[Start of DATA SECTION]
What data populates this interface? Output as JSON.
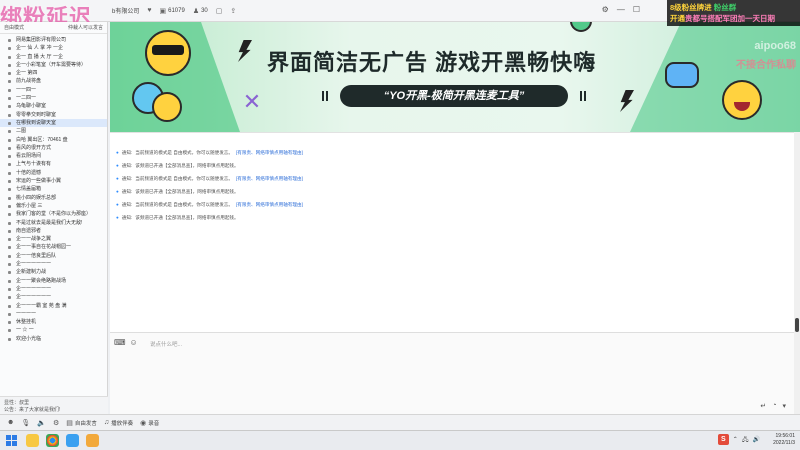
{
  "stream_overlay": {
    "title": "绑粉延迟",
    "line1": "8级粉丝牌进",
    "line1b": "粉丝群",
    "line2": "开通",
    "line2b": "贵都号搭配军团加一天日期",
    "watermark": "aipoo68",
    "watermark2": "不接合作私聊"
  },
  "titlebar": {
    "company": "b有限公司",
    "likes": "61079",
    "members": "30"
  },
  "sidebar": {
    "header_left": "自由模式",
    "header_right": "仲裁人可以发言",
    "items": [
      {
        "label": "网易集团影评有限公司",
        "active": false
      },
      {
        "label": "企一 仙 人 掌 冲 一企",
        "active": false
      },
      {
        "label": "企一 直 播 大 厅 一企",
        "active": false
      },
      {
        "label": "企一小彩笔室（开车需要等待）",
        "active": false
      },
      {
        "label": "企一 第四",
        "active": false
      },
      {
        "label": "前九战将盘",
        "active": false
      },
      {
        "label": "一一四一",
        "active": false
      },
      {
        "label": "一二四一",
        "active": false
      },
      {
        "label": "乌龟聊小聊室",
        "active": false
      },
      {
        "label": "零零拳交到时聊室",
        "active": false
      },
      {
        "label": "在哪我到说聊天室",
        "active": true
      },
      {
        "label": "二图",
        "active": false
      },
      {
        "label": "白哈 翼出区：70461 盘",
        "active": false
      },
      {
        "label": "看风的很开方式",
        "active": false
      },
      {
        "label": "看云阴场间",
        "active": false
      },
      {
        "label": "上气与十诶有有",
        "active": false
      },
      {
        "label": "十倍的遗憾",
        "active": false
      },
      {
        "label": "宋运的一些做事小翼",
        "active": false
      },
      {
        "label": "七情盖届箱",
        "active": false
      },
      {
        "label": "桃小四的娱乐总部",
        "active": false
      },
      {
        "label": "偏乐小屋 三",
        "active": false
      },
      {
        "label": "我家门客的堂（不是你以为那座）",
        "active": false
      },
      {
        "label": "不是过就去是最是我们大无敌!",
        "active": false
      },
      {
        "label": "南自遗邪者",
        "active": false
      },
      {
        "label": "企一一战争之翼",
        "active": false
      },
      {
        "label": "企一一事自在花战帽园一",
        "active": false
      },
      {
        "label": "企一一倍良里后队",
        "active": false
      },
      {
        "label": "企一一一一一一",
        "active": false
      },
      {
        "label": "企新建制力战",
        "active": false
      },
      {
        "label": "企一一聚会绝路跑战场",
        "active": false
      },
      {
        "label": "企一一一一一一",
        "active": false
      },
      {
        "label": "企一一一一一一",
        "active": false
      },
      {
        "label": "企一一一霸 室 苑 盘 满",
        "active": false
      },
      {
        "label": "一一一一",
        "active": false
      },
      {
        "label": "休整挂机",
        "active": false
      },
      {
        "label": "一 ☆ 一",
        "active": false
      },
      {
        "label": "欢迎小光临",
        "active": false
      }
    ],
    "footer_line1": "显性：叔里",
    "footer_line2": "公告：来了大家就是我们!"
  },
  "banner": {
    "headline": "界面简洁无广告  游戏开黑畅快嗨",
    "slogan": "“YO开黑-极简开黑连麦工具”"
  },
  "chat": {
    "messages": [
      {
        "prefix": "通知:",
        "text": "当前频道的模式是 自由模式，你可以随便发言。",
        "tail": "[有限责、网络审慎点用轴有理由]"
      },
      {
        "prefix": "通知:",
        "text": "该频道已开通【全部消息查】，网络审慎点用起钱。",
        "tail": ""
      },
      {
        "prefix": "通知:",
        "text": "当前频道的模式是 自由模式，你可以随便发言。",
        "tail": "[有限责、网络审慎点用轴有理由]"
      },
      {
        "prefix": "通知:",
        "text": "该频道已开通【全部消息查】，网络审慎点用起钱。",
        "tail": ""
      },
      {
        "prefix": "通知:",
        "text": "当前频道的模式是 自由模式，你可以随便发言。",
        "tail": "[有限责、网络审慎点用轴有理由]"
      },
      {
        "prefix": "通知:",
        "text": "该频道已开通【全部消息查】，网络审慎点用起钱。",
        "tail": ""
      }
    ]
  },
  "input": {
    "placeholder": "说点什么吧..."
  },
  "bottombar": {
    "items": [
      "自由发言",
      "播放伴奏",
      "录音"
    ]
  },
  "taskbar": {
    "time": "19:56:01",
    "date": "2022/11/3"
  }
}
[End of DATA SECTION]
*GIVEN EXERCISE*
Pictures stay out; repeat all the rest of the records exactly.

*WRITTEN ANSWER*
What data populates this interface? Output as JSON.
{
  "stream_overlay": {
    "title": "绑粉延迟",
    "line1": "8级粉丝牌进",
    "line1b": "粉丝群",
    "line2": "开通",
    "line2b": "贵都号搭配军团加一天日期",
    "watermark": "aipoo68",
    "watermark2": "不接合作私聊"
  },
  "titlebar": {
    "company": "b有限公司",
    "likes": "61079",
    "members": "30"
  },
  "sidebar": {
    "header_left": "自由模式",
    "header_right": "仲裁人可以发言",
    "items": [
      {
        "label": "网易集团影评有限公司",
        "active": false
      },
      {
        "label": "企一 仙 人 掌 冲 一企",
        "active": false
      },
      {
        "label": "企一 直 播 大 厅 一企",
        "active": false
      },
      {
        "label": "企一小彩笔室（开车需要等待）",
        "active": false
      },
      {
        "label": "企一 第四",
        "active": false
      },
      {
        "label": "前九战将盘",
        "active": false
      },
      {
        "label": "一一四一",
        "active": false
      },
      {
        "label": "一二四一",
        "active": false
      },
      {
        "label": "乌龟聊小聊室",
        "active": false
      },
      {
        "label": "零零拳交到时聊室",
        "active": false
      },
      {
        "label": "在哪我到说聊天室",
        "active": true
      },
      {
        "label": "二图",
        "active": false
      },
      {
        "label": "白哈 翼出区：70461 盘",
        "active": false
      },
      {
        "label": "看风的很开方式",
        "active": false
      },
      {
        "label": "看云阴场间",
        "active": false
      },
      {
        "label": "上气与十诶有有",
        "active": false
      },
      {
        "label": "十倍的遗憾",
        "active": false
      },
      {
        "label": "宋运的一些做事小翼",
        "active": false
      },
      {
        "label": "七情盖届箱",
        "active": false
      },
      {
        "label": "桃小四的娱乐总部",
        "active": false
      },
      {
        "label": "偏乐小屋 三",
        "active": false
      },
      {
        "label": "我家门客的堂（不是你以为那座）",
        "active": false
      },
      {
        "label": "不是过就去是最是我们大无敌!",
        "active": false
      },
      {
        "label": "南自遗邪者",
        "active": false
      },
      {
        "label": "企一一战争之翼",
        "active": false
      },
      {
        "label": "企一一事自在花战帽园一",
        "active": false
      },
      {
        "label": "企一一倍良里后队",
        "active": false
      },
      {
        "label": "企一一一一一一",
        "active": false
      },
      {
        "label": "企新建制力战",
        "active": false
      },
      {
        "label": "企一一聚会绝路跑战场",
        "active": false
      },
      {
        "label": "企一一一一一一",
        "active": false
      },
      {
        "label": "企一一一一一一",
        "active": false
      },
      {
        "label": "企一一一霸 室 苑 盘 满",
        "active": false
      },
      {
        "label": "一一一一",
        "active": false
      },
      {
        "label": "休整挂机",
        "active": false
      },
      {
        "label": "一 ☆ 一",
        "active": false
      },
      {
        "label": "欢迎小光临",
        "active": false
      }
    ],
    "footer_line1": "显性：叔里",
    "footer_line2": "公告：来了大家就是我们!"
  },
  "banner": {
    "headline": "界面简洁无广告  游戏开黑畅快嗨",
    "slogan": "“YO开黑-极简开黑连麦工具”"
  },
  "chat": {
    "messages": [
      {
        "prefix": "通知:",
        "text": "当前频道的模式是 自由模式，你可以随便发言。",
        "tail": "[有限责、网络审慎点用轴有理由]"
      },
      {
        "prefix": "通知:",
        "text": "该频道已开通【全部消息查】，网络审慎点用起钱。",
        "tail": ""
      },
      {
        "prefix": "通知:",
        "text": "当前频道的模式是 自由模式，你可以随便发言。",
        "tail": "[有限责、网络审慎点用轴有理由]"
      },
      {
        "prefix": "通知:",
        "text": "该频道已开通【全部消息查】，网络审慎点用起钱。",
        "tail": ""
      },
      {
        "prefix": "通知:",
        "text": "当前频道的模式是 自由模式，你可以随便发言。",
        "tail": "[有限责、网络审慎点用轴有理由]"
      },
      {
        "prefix": "通知:",
        "text": "该频道已开通【全部消息查】，网络审慎点用起钱。",
        "tail": ""
      }
    ]
  },
  "input": {
    "placeholder": "说点什么吧..."
  },
  "bottombar": {
    "items": [
      "自由发言",
      "播放伴奏",
      "录音"
    ]
  },
  "taskbar": {
    "time": "19:56:01",
    "date": "2022/11/3"
  }
}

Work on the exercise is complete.